+++ Records to use +++
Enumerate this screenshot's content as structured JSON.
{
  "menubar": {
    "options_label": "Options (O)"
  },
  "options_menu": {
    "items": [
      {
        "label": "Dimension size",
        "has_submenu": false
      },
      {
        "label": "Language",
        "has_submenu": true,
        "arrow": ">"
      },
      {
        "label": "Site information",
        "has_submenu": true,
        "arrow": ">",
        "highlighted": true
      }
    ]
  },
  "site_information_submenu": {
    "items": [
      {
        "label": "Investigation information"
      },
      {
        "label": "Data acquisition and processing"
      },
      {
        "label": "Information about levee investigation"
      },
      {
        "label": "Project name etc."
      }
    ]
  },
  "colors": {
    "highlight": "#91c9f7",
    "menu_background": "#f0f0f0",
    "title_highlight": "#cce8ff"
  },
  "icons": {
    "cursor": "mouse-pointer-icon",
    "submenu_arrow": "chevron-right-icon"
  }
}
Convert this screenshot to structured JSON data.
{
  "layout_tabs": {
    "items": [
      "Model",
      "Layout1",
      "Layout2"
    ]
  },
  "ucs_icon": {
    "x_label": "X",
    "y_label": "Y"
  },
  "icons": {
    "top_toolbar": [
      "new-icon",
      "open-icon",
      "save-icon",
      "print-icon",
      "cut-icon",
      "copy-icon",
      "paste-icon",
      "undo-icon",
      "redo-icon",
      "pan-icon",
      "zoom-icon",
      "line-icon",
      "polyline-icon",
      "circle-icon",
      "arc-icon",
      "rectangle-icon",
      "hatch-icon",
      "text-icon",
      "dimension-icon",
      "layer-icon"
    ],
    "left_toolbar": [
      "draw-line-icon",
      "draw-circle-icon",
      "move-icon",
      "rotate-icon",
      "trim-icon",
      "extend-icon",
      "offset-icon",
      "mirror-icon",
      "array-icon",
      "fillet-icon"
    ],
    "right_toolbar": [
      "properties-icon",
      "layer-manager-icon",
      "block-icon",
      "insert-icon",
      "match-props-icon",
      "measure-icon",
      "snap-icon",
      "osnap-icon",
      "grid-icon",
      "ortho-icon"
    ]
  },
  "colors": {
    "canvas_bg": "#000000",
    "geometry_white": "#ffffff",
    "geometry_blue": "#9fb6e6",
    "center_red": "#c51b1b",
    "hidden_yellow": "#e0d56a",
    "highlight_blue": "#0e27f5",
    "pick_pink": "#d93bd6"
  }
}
+++
▸ **Written exercise**
Copy out every line where the word "screenshot" occurs.

▸ **Answer for this exercise**
Enumerate this screenshot's content as structured JSON.
Convert this screenshot to structured JSON data.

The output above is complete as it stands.